## BEGIN Input for this task
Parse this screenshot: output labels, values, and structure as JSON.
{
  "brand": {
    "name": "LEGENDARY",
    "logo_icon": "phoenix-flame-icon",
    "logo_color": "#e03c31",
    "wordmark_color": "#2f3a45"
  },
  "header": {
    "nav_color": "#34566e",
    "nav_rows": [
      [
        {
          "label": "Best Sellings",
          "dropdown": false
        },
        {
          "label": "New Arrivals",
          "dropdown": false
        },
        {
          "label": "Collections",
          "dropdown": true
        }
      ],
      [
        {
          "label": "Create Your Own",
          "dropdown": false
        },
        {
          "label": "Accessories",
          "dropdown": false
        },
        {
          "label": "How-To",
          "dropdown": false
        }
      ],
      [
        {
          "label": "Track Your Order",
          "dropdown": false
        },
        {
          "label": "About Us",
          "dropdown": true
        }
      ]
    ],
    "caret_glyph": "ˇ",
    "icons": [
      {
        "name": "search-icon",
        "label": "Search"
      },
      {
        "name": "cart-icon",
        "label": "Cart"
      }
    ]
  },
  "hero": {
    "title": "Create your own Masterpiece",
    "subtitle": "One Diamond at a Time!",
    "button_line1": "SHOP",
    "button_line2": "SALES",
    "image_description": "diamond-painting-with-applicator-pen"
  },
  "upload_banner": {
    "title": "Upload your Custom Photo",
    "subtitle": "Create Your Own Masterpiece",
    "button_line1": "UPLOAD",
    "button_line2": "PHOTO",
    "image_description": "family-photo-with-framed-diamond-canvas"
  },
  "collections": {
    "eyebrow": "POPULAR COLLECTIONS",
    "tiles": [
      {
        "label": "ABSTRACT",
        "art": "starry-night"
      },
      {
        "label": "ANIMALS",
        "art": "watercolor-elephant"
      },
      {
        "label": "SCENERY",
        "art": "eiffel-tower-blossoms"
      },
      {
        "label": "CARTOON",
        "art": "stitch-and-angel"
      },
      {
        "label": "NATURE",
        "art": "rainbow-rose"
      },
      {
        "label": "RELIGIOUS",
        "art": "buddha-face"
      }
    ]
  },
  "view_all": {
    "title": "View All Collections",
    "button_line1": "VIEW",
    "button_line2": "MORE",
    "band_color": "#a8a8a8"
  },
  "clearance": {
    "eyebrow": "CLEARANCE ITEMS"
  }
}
## END Input for this task
*Given request*.
Output the full listing without altering anything.

*Reply to the task*.
Parse this screenshot: output labels, values, and structure as JSON.
{
  "brand": {
    "name": "LEGENDARY",
    "logo_icon": "phoenix-flame-icon",
    "logo_color": "#e03c31",
    "wordmark_color": "#2f3a45"
  },
  "header": {
    "nav_color": "#34566e",
    "nav_rows": [
      [
        {
          "label": "Best Sellings",
          "dropdown": false
        },
        {
          "label": "New Arrivals",
          "dropdown": false
        },
        {
          "label": "Collections",
          "dropdown": true
        }
      ],
      [
        {
          "label": "Create Your Own",
          "dropdown": false
        },
        {
          "label": "Accessories",
          "dropdown": false
        },
        {
          "label": "How-To",
          "dropdown": false
        }
      ],
      [
        {
          "label": "Track Your Order",
          "dropdown": false
        },
        {
          "label": "About Us",
          "dropdown": true
        }
      ]
    ],
    "caret_glyph": "ˇ",
    "icons": [
      {
        "name": "search-icon",
        "label": "Search"
      },
      {
        "name": "cart-icon",
        "label": "Cart"
      }
    ]
  },
  "hero": {
    "title": "Create your own Masterpiece",
    "subtitle": "One Diamond at a Time!",
    "button_line1": "SHOP",
    "button_line2": "SALES",
    "image_description": "diamond-painting-with-applicator-pen"
  },
  "upload_banner": {
    "title": "Upload your Custom Photo",
    "subtitle": "Create Your Own Masterpiece",
    "button_line1": "UPLOAD",
    "button_line2": "PHOTO",
    "image_description": "family-photo-with-framed-diamond-canvas"
  },
  "collections": {
    "eyebrow": "POPULAR COLLECTIONS",
    "tiles": [
      {
        "label": "ABSTRACT",
        "art": "starry-night"
      },
      {
        "label": "ANIMALS",
        "art": "watercolor-elephant"
      },
      {
        "label": "SCENERY",
        "art": "eiffel-tower-blossoms"
      },
      {
        "label": "CARTOON",
        "art": "stitch-and-angel"
      },
      {
        "label": "NATURE",
        "art": "rainbow-rose"
      },
      {
        "label": "RELIGIOUS",
        "art": "buddha-face"
      }
    ]
  },
  "view_all": {
    "title": "View All Collections",
    "button_line1": "VIEW",
    "button_line2": "MORE",
    "band_color": "#a8a8a8"
  },
  "clearance": {
    "eyebrow": "CLEARANCE ITEMS"
  }
}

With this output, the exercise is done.